** BEGIN Extracted material **

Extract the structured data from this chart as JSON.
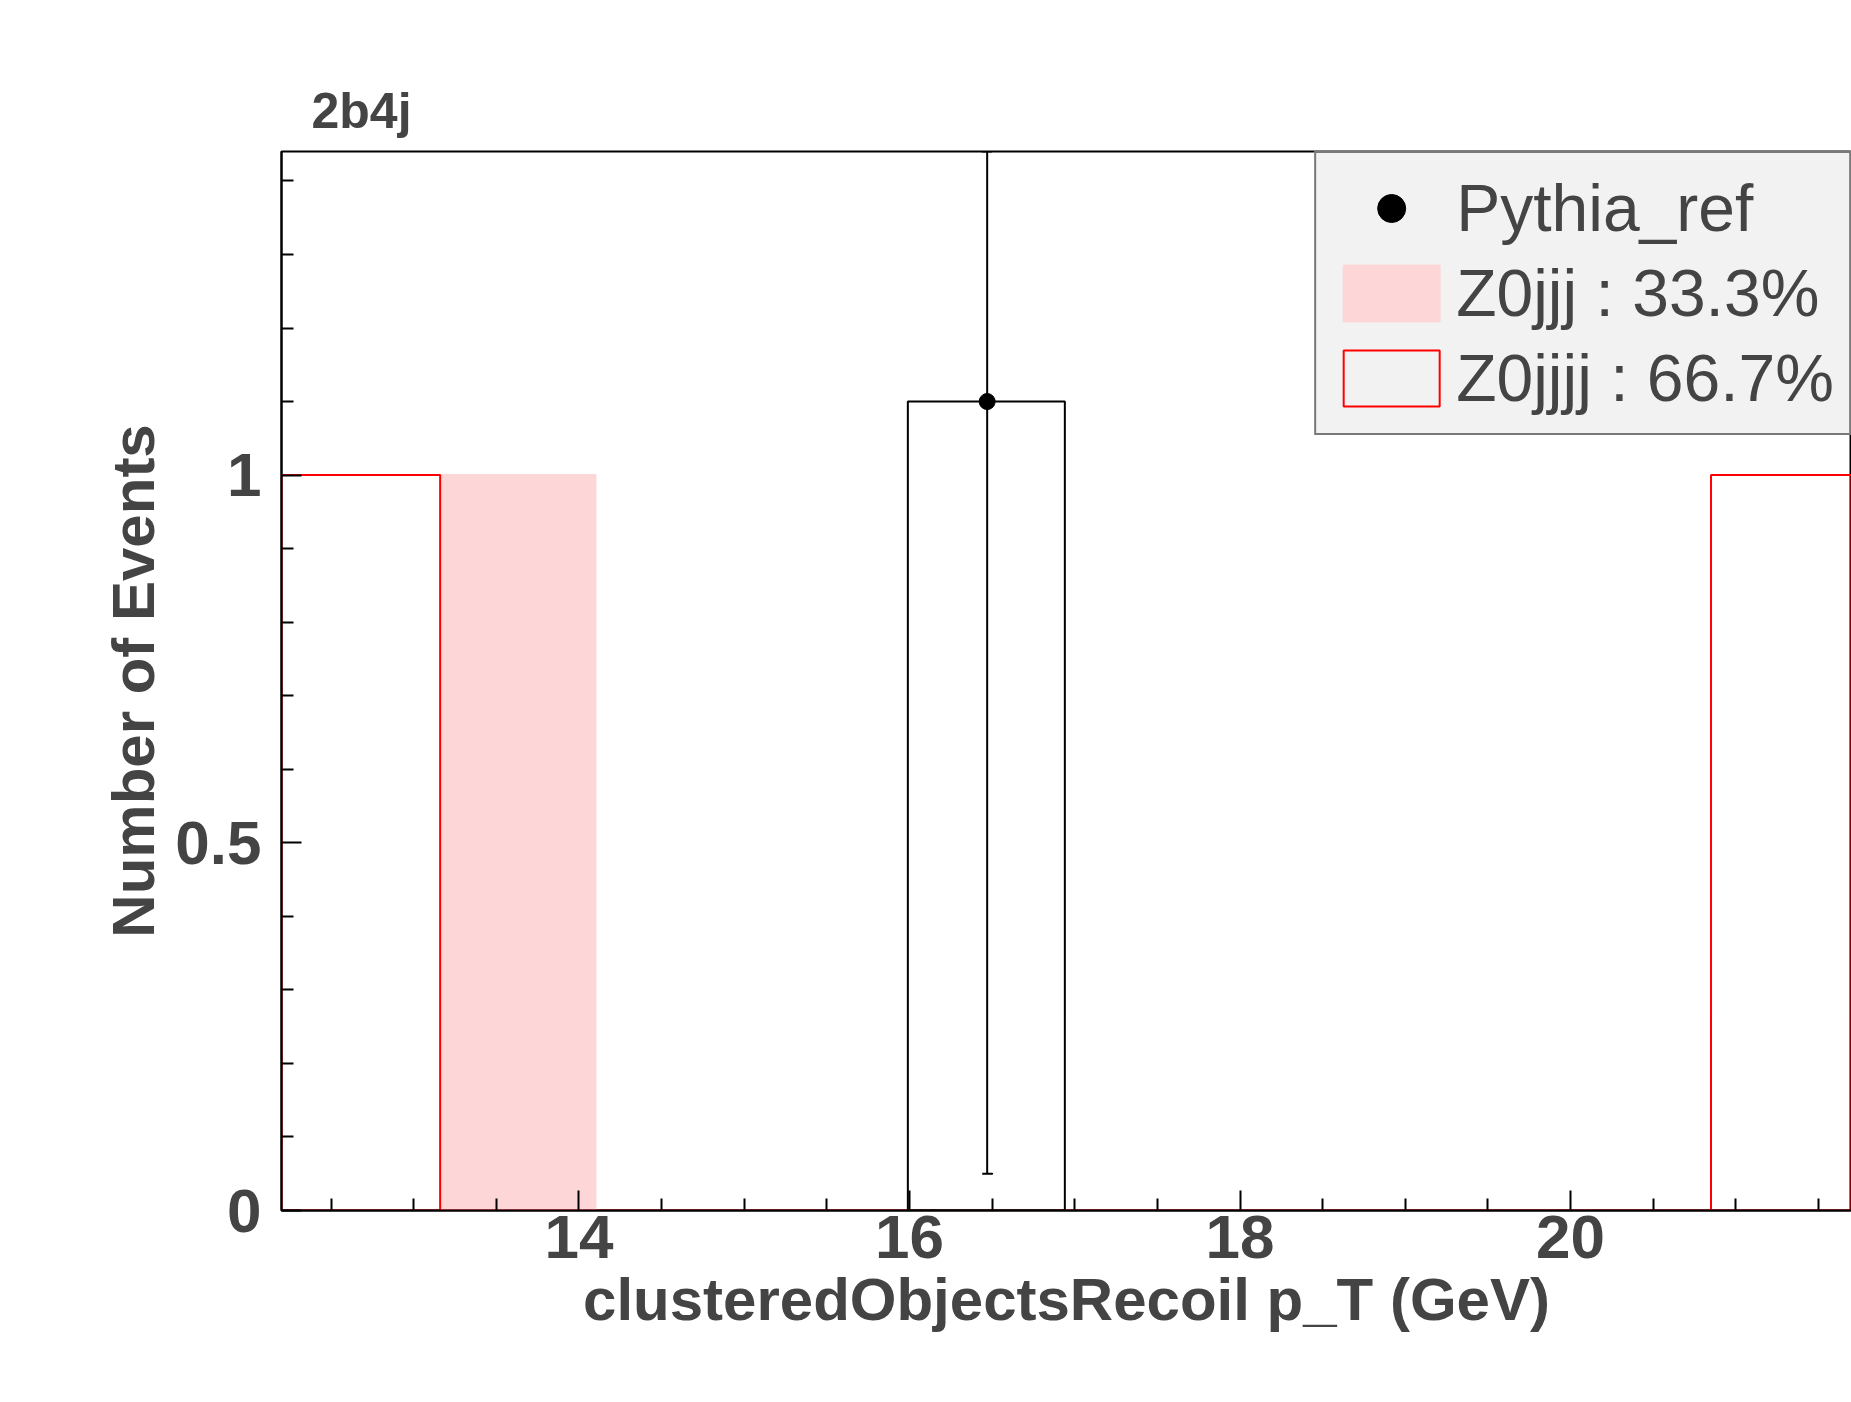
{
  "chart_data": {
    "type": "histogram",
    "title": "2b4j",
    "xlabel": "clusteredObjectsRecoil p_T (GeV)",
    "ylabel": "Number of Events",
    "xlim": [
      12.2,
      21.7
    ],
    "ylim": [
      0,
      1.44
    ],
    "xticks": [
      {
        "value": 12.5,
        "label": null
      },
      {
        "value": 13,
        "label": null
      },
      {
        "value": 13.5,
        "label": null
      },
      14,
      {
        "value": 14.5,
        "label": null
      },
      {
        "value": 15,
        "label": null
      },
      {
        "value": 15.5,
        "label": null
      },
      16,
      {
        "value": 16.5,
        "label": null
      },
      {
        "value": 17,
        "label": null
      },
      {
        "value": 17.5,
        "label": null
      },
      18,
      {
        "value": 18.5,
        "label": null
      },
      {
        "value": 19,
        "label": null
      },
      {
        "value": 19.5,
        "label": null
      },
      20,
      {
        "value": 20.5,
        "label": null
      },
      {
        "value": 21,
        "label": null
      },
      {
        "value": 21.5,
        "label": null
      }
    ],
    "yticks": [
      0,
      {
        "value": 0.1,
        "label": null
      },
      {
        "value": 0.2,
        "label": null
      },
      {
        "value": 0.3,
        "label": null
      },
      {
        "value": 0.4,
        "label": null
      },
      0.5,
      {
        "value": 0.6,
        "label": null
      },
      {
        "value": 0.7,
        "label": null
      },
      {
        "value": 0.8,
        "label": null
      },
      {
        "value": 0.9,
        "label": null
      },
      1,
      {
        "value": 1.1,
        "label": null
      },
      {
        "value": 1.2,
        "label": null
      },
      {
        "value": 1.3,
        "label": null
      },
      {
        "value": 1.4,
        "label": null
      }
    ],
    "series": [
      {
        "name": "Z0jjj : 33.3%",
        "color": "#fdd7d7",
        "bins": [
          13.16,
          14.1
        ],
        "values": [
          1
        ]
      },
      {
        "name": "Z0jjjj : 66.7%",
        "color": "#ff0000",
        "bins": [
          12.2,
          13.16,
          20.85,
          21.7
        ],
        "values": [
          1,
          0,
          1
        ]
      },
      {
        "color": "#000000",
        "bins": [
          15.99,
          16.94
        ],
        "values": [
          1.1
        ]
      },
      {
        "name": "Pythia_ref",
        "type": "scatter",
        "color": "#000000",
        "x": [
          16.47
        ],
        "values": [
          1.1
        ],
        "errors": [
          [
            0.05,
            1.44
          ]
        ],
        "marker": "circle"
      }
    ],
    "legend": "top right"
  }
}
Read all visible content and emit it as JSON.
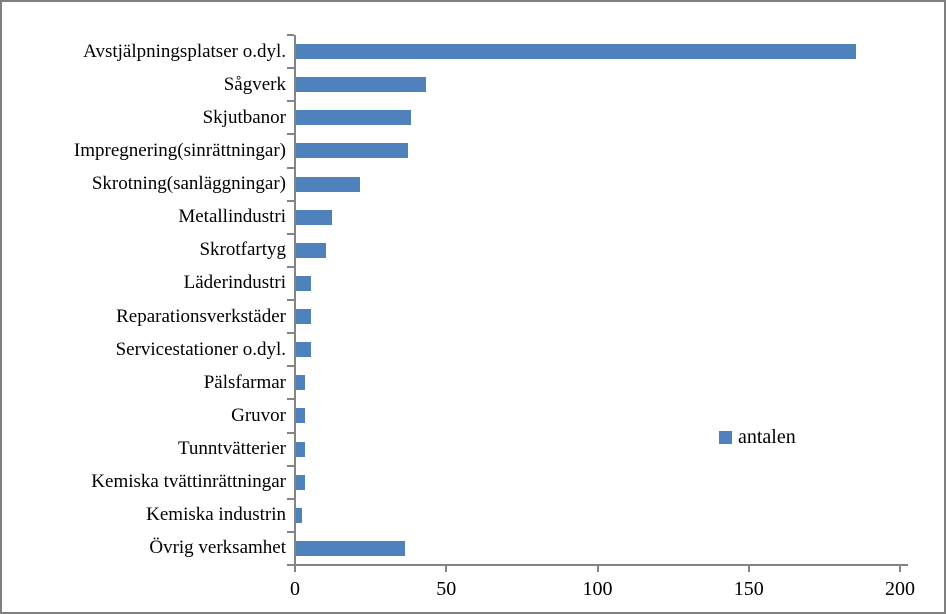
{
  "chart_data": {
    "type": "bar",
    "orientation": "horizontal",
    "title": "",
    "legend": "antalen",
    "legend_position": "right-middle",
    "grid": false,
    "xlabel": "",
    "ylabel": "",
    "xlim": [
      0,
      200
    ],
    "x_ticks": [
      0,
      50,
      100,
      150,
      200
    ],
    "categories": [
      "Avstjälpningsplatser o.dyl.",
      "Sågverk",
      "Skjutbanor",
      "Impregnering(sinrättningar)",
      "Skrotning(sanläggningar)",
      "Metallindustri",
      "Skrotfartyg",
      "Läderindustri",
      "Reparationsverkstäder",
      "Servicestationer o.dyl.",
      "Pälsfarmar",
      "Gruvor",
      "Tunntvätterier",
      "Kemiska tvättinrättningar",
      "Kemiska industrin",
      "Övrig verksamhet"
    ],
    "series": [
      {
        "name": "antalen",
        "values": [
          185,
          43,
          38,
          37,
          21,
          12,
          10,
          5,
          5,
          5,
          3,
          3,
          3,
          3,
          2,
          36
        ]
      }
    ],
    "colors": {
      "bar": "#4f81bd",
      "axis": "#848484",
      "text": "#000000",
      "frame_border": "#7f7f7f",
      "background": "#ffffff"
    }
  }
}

** END Extracted material **

**Task details:**
Every entry must be written out exactly, with all pictures left out.

**Exercise output:**
Extract the structured data from this chart as JSON.
{
  "chart_data": {
    "type": "histogram",
    "title": "2b4j",
    "xlabel": "clusteredObjectsRecoil p_T (GeV)",
    "ylabel": "Number of Events",
    "xlim": [
      12.2,
      21.7
    ],
    "ylim": [
      0,
      1.44
    ],
    "xticks": [
      {
        "value": 12.5,
        "label": null
      },
      {
        "value": 13,
        "label": null
      },
      {
        "value": 13.5,
        "label": null
      },
      14,
      {
        "value": 14.5,
        "label": null
      },
      {
        "value": 15,
        "label": null
      },
      {
        "value": 15.5,
        "label": null
      },
      16,
      {
        "value": 16.5,
        "label": null
      },
      {
        "value": 17,
        "label": null
      },
      {
        "value": 17.5,
        "label": null
      },
      18,
      {
        "value": 18.5,
        "label": null
      },
      {
        "value": 19,
        "label": null
      },
      {
        "value": 19.5,
        "label": null
      },
      20,
      {
        "value": 20.5,
        "label": null
      },
      {
        "value": 21,
        "label": null
      },
      {
        "value": 21.5,
        "label": null
      }
    ],
    "yticks": [
      0,
      {
        "value": 0.1,
        "label": null
      },
      {
        "value": 0.2,
        "label": null
      },
      {
        "value": 0.3,
        "label": null
      },
      {
        "value": 0.4,
        "label": null
      },
      0.5,
      {
        "value": 0.6,
        "label": null
      },
      {
        "value": 0.7,
        "label": null
      },
      {
        "value": 0.8,
        "label": null
      },
      {
        "value": 0.9,
        "label": null
      },
      1,
      {
        "value": 1.1,
        "label": null
      },
      {
        "value": 1.2,
        "label": null
      },
      {
        "value": 1.3,
        "label": null
      },
      {
        "value": 1.4,
        "label": null
      }
    ],
    "series": [
      {
        "name": "Z0jjj : 33.3%",
        "color": "#fdd7d7",
        "bins": [
          13.16,
          14.1
        ],
        "values": [
          1
        ]
      },
      {
        "name": "Z0jjjj : 66.7%",
        "color": "#ff0000",
        "bins": [
          12.2,
          13.16,
          20.85,
          21.7
        ],
        "values": [
          1,
          0,
          1
        ]
      },
      {
        "color": "#000000",
        "bins": [
          15.99,
          16.94
        ],
        "values": [
          1.1
        ]
      },
      {
        "name": "Pythia_ref",
        "type": "scatter",
        "color": "#000000",
        "x": [
          16.47
        ],
        "values": [
          1.1
        ],
        "errors": [
          [
            0.05,
            1.44
          ]
        ],
        "marker": "circle"
      }
    ],
    "legend": "top right"
  }
}
Read all visible content and emit it as JSON.
{
  "chart_data": {
    "type": "bar",
    "orientation": "horizontal",
    "title": "",
    "legend": "antalen",
    "legend_position": "right-middle",
    "grid": false,
    "xlabel": "",
    "ylabel": "",
    "xlim": [
      0,
      200
    ],
    "x_ticks": [
      0,
      50,
      100,
      150,
      200
    ],
    "categories": [
      "Avstjälpningsplatser o.dyl.",
      "Sågverk",
      "Skjutbanor",
      "Impregnering(sinrättningar)",
      "Skrotning(sanläggningar)",
      "Metallindustri",
      "Skrotfartyg",
      "Läderindustri",
      "Reparationsverkstäder",
      "Servicestationer o.dyl.",
      "Pälsfarmar",
      "Gruvor",
      "Tunntvätterier",
      "Kemiska tvättinrättningar",
      "Kemiska industrin",
      "Övrig verksamhet"
    ],
    "series": [
      {
        "name": "antalen",
        "values": [
          185,
          43,
          38,
          37,
          21,
          12,
          10,
          5,
          5,
          5,
          3,
          3,
          3,
          3,
          2,
          36
        ]
      }
    ],
    "colors": {
      "bar": "#4f81bd",
      "axis": "#848484",
      "text": "#000000",
      "frame_border": "#7f7f7f",
      "background": "#ffffff"
    }
  }
}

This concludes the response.